Data extracted from a collection
>>>

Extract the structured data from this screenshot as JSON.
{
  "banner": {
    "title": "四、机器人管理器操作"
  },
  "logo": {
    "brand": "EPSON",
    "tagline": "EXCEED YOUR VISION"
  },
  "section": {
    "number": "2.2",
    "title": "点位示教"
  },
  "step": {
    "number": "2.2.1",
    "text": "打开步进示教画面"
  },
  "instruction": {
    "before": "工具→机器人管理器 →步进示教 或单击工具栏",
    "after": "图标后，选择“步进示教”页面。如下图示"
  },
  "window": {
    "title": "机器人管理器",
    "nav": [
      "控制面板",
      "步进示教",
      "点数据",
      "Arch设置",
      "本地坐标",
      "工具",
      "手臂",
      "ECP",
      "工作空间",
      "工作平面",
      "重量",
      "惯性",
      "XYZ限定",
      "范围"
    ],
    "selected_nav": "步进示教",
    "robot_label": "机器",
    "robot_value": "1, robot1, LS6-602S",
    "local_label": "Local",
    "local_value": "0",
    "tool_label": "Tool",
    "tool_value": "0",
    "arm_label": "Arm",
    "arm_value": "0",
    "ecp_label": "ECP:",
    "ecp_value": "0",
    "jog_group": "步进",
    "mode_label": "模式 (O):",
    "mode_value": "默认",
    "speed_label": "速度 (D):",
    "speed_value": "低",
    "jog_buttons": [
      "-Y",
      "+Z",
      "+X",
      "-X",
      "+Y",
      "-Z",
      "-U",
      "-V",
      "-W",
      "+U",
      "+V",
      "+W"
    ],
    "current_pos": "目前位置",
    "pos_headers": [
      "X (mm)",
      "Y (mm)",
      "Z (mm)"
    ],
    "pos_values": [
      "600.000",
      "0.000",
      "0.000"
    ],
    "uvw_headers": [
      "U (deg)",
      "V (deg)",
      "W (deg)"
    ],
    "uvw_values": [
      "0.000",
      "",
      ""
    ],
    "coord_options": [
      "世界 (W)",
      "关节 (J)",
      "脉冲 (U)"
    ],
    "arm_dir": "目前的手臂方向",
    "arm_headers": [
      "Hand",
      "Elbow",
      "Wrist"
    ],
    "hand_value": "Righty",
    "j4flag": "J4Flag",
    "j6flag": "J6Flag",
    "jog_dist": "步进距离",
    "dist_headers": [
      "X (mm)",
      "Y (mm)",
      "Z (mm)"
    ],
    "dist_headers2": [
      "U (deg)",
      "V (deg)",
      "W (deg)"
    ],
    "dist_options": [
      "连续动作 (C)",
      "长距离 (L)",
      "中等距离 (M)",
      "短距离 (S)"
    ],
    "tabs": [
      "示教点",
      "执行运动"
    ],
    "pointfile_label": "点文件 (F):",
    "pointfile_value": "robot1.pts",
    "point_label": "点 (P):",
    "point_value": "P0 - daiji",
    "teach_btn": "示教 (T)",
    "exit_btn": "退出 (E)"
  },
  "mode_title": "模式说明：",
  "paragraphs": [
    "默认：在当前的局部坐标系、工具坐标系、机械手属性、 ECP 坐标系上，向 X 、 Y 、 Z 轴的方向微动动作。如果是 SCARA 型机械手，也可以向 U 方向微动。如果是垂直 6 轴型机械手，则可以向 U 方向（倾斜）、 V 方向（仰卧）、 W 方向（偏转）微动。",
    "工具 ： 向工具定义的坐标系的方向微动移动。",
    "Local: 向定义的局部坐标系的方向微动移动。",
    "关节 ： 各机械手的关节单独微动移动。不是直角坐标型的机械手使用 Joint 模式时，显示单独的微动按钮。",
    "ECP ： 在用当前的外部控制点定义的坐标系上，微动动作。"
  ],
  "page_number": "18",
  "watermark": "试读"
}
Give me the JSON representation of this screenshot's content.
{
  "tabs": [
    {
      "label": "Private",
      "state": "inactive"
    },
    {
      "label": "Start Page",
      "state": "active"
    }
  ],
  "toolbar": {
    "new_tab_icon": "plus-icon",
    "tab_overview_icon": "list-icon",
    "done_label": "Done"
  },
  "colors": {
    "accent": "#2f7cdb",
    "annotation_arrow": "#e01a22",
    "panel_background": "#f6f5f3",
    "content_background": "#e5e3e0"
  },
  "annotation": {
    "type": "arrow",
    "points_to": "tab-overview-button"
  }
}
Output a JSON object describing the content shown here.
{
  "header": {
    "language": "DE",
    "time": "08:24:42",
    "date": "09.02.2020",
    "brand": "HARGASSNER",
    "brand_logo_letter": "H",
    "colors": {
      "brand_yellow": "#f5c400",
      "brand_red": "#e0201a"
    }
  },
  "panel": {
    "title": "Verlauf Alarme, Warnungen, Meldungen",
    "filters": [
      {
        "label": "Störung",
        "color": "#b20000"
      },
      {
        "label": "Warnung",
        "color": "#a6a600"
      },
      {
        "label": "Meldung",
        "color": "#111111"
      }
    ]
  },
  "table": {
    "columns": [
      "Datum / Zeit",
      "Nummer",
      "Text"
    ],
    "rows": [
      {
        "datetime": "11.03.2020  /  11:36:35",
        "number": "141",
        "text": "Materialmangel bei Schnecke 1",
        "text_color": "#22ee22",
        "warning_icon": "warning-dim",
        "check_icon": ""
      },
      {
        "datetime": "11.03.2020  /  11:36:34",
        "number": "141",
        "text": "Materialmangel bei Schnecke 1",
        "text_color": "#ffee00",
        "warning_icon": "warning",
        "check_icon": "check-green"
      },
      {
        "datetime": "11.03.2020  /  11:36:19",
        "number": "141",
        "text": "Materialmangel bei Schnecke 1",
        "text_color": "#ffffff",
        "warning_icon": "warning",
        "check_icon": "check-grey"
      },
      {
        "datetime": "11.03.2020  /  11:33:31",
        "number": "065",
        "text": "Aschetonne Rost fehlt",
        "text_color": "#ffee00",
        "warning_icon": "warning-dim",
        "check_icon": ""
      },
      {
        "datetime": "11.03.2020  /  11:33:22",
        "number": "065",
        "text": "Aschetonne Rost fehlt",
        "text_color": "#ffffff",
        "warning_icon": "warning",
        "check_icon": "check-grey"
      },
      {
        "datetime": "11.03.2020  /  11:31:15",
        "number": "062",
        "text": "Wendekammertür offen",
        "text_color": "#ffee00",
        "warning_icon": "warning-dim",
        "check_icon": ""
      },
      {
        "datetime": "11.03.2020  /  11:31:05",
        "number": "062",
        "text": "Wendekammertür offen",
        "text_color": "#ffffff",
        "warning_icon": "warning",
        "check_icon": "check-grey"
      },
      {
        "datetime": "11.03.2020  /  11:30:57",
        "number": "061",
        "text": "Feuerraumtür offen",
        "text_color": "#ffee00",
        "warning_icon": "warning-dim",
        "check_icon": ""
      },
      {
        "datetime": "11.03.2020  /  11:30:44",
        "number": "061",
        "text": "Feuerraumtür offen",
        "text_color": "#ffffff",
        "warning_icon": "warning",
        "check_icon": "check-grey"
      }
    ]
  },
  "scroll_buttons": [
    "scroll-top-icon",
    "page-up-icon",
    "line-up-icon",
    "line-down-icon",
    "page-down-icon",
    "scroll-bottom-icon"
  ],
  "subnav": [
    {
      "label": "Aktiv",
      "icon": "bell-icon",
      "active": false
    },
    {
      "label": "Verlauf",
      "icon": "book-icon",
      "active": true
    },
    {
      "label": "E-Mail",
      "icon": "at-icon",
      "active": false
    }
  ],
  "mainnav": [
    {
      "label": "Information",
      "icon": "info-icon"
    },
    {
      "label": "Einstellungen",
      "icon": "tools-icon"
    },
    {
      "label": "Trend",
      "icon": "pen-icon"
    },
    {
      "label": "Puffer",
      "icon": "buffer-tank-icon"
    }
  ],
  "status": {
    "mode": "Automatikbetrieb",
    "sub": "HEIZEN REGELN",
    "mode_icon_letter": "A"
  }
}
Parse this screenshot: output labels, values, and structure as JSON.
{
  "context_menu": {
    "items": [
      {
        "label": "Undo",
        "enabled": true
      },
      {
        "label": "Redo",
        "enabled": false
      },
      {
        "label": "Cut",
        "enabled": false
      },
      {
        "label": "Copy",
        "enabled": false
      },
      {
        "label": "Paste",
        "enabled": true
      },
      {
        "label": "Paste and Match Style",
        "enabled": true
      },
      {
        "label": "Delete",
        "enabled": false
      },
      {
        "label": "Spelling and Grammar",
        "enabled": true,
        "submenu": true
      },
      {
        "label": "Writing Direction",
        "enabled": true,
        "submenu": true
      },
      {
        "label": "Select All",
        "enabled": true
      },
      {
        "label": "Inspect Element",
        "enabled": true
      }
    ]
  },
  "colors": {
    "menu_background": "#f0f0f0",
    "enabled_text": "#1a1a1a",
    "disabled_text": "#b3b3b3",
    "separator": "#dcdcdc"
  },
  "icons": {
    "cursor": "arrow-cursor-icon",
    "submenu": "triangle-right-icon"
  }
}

<<<

= Your objective =
Copy out every line of the material above that mentions the word "datetime".

= Reply to the task =
        "datetime": "11.03.2020  /  11:36:35",
        "datetime": "11.03.2020  /  11:36:34",
        "datetime": "11.03.2020  /  11:36:19",
        "datetime": "11.03.2020  /  11:33:31",
        "datetime": "11.03.2020  /  11:33:22",
        "datetime": "11.03.2020  /  11:31:15",
        "datetime": "11.03.2020  /  11:31:05",
        "datetime": "11.03.2020  /  11:30:57",
        "datetime": "11.03.2020  /  11:30:44",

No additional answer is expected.